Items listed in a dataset
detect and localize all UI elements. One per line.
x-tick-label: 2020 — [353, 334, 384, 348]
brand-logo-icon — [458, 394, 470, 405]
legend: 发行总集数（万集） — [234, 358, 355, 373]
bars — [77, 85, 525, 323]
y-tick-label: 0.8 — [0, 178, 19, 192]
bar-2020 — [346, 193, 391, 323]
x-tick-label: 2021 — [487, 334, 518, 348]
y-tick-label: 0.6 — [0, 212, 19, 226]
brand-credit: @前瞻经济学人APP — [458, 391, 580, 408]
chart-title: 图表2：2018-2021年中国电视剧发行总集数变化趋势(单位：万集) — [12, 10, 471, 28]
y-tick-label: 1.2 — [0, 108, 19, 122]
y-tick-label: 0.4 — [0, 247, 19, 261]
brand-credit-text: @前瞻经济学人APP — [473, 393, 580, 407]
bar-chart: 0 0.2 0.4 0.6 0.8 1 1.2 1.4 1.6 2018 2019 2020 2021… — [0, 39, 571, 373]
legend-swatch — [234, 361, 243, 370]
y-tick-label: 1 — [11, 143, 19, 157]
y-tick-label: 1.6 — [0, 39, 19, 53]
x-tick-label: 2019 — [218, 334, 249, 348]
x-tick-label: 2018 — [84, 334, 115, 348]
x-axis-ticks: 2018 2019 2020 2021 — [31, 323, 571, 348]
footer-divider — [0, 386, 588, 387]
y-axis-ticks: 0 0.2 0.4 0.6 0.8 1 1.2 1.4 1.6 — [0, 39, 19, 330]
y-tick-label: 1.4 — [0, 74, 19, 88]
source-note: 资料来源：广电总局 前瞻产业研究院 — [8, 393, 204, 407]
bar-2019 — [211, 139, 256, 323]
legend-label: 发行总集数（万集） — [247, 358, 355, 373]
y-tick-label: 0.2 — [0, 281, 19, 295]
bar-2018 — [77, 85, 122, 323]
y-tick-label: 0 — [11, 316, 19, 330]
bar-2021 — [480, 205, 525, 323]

Stated problem
Can you put every line of the data above into a Markdown table with the columns "No." and "Entry", numbering each row and leaving out any blank lines?

Result of the exercise
| No. | Entry |
|---|---|
| 1 | detect and localize all UI elements. One per line. |
| 2 | x-tick-label: 2020 — [353, 334, 384, 348] |
| 3 | brand-logo-icon — [458, 394, 470, 405] |
| 4 | legend: 发行总集数（万集） — [234, 358, 355, 373] |
| 5 | bars — [77, 85, 525, 323] |
| 6 | y-tick-label: 0.8 — [0, 178, 19, 192] |
| 7 | bar-2020 — [346, 193, 391, 323] |
| 8 | x-tick-label: 2021 — [487, 334, 518, 348] |
| 9 | y-tick-label: 0.6 — [0, 212, 19, 226] |
| 10 | brand-credit: @前瞻经济学人APP — [458, 391, 580, 408] |
| 11 | chart-title: 图表2：2018-2021年中国电视剧发行总集数变化趋势(单位：万集) — [12, 10, 471, 28] |
| 12 | y-tick-label: 1.2 — [0, 108, 19, 122] |
| 13 | y-tick-label: 0.4 — [0, 247, 19, 261] |
| 14 | brand-credit-text: @前瞻经济学人APP — [473, 393, 580, 407] |
| 15 | bar-chart: 0 0.2 0.4 0.6 0.8 1 1.2 1.4 1.6 2018 2019 2020 2021… — [0, 39, 571, 373] |
| 16 | legend-swatch — [234, 361, 243, 370] |
| 17 | y-tick-label: 1 — [11, 143, 19, 157] |
| 18 | y-tick-label: 1.6 — [0, 39, 19, 53] |
| 19 | x-tick-label: 2019 — [218, 334, 249, 348] |
| 20 | x-tick-label: 2018 — [84, 334, 115, 348] |
| 21 | x-axis-ticks: 2018 2019 2020 2021 — [31, 323, 571, 348] |
| 22 | footer-divider — [0, 386, 588, 387] |
| 23 | y-axis-ticks: 0 0.2 0.4 0.6 0.8 1 1.2 1.4 1.6 — [0, 39, 19, 330] |
| 24 | y-tick-label: 1.4 — [0, 74, 19, 88] |
| 25 | source-note: 资料来源：广电总局 前瞻产业研究院 — [8, 393, 204, 407] |
| 26 | bar-2019 — [211, 139, 256, 323] |
| 27 | legend-label: 发行总集数（万集） — [247, 358, 355, 373] |
| 28 | y-tick-label: 0.2 — [0, 281, 19, 295] |
| 29 | bar-2018 — [77, 85, 122, 323] |
| 30 | y-tick-label: 0 — [11, 316, 19, 330] |
| 31 | bar-2021 — [480, 205, 525, 323] |